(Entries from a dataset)
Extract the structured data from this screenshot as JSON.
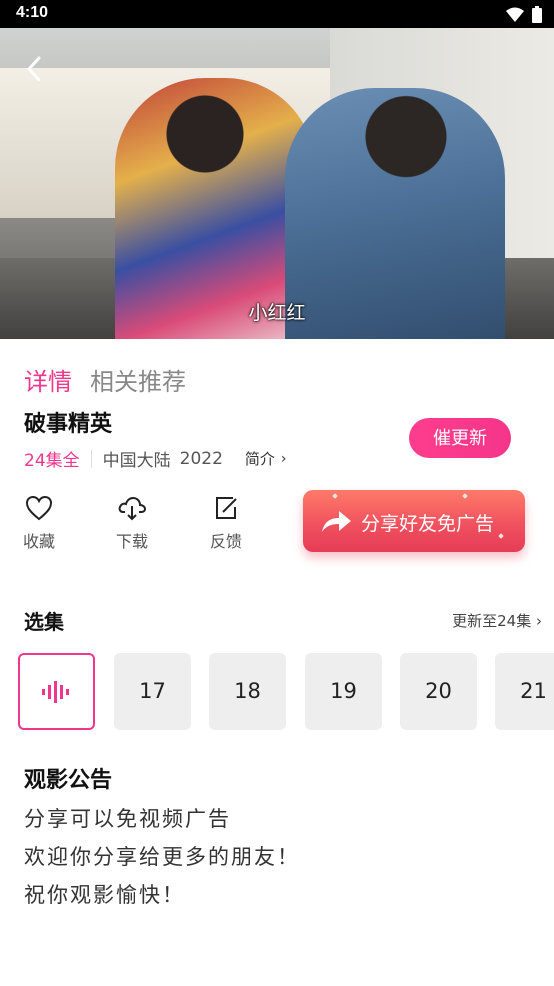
{
  "status_bar": {
    "time": "4:10"
  },
  "video": {
    "subtitle": "小红红"
  },
  "tabs": [
    {
      "label": "详情"
    },
    {
      "label": "相关推荐"
    }
  ],
  "show": {
    "title": "破事精英",
    "episodes_total": "24集全",
    "region": "中国大陆",
    "year": "2022",
    "intro_label": "简介"
  },
  "urge_button": {
    "label": "催更新"
  },
  "actions": [
    {
      "label": "收藏",
      "icon": "heart-icon"
    },
    {
      "label": "下载",
      "icon": "download-icon"
    },
    {
      "label": "反馈",
      "icon": "feedback-icon"
    }
  ],
  "share_banner": {
    "label": "分享好友免广告",
    "icon": "share-arrow-icon"
  },
  "episodes_section": {
    "title": "选集",
    "update_info": "更新至24集",
    "items": [
      "17",
      "18",
      "19",
      "20",
      "21"
    ]
  },
  "notice": {
    "title": "观影公告",
    "lines": [
      "分享可以免视频广告",
      "欢迎你分享给更多的朋友！",
      "祝你观影愉快！"
    ]
  },
  "colors": {
    "accent": "#f0378c",
    "banner": "#ef4f5d"
  }
}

(TASK DESCRIPTION) Show the lines of the data that hold the word "icon".

(RESULT OF THE EXERCISE)
      "icon": "heart-icon"
      "icon": "download-icon"
      "icon": "feedback-icon"
    "icon": "share-arrow-icon"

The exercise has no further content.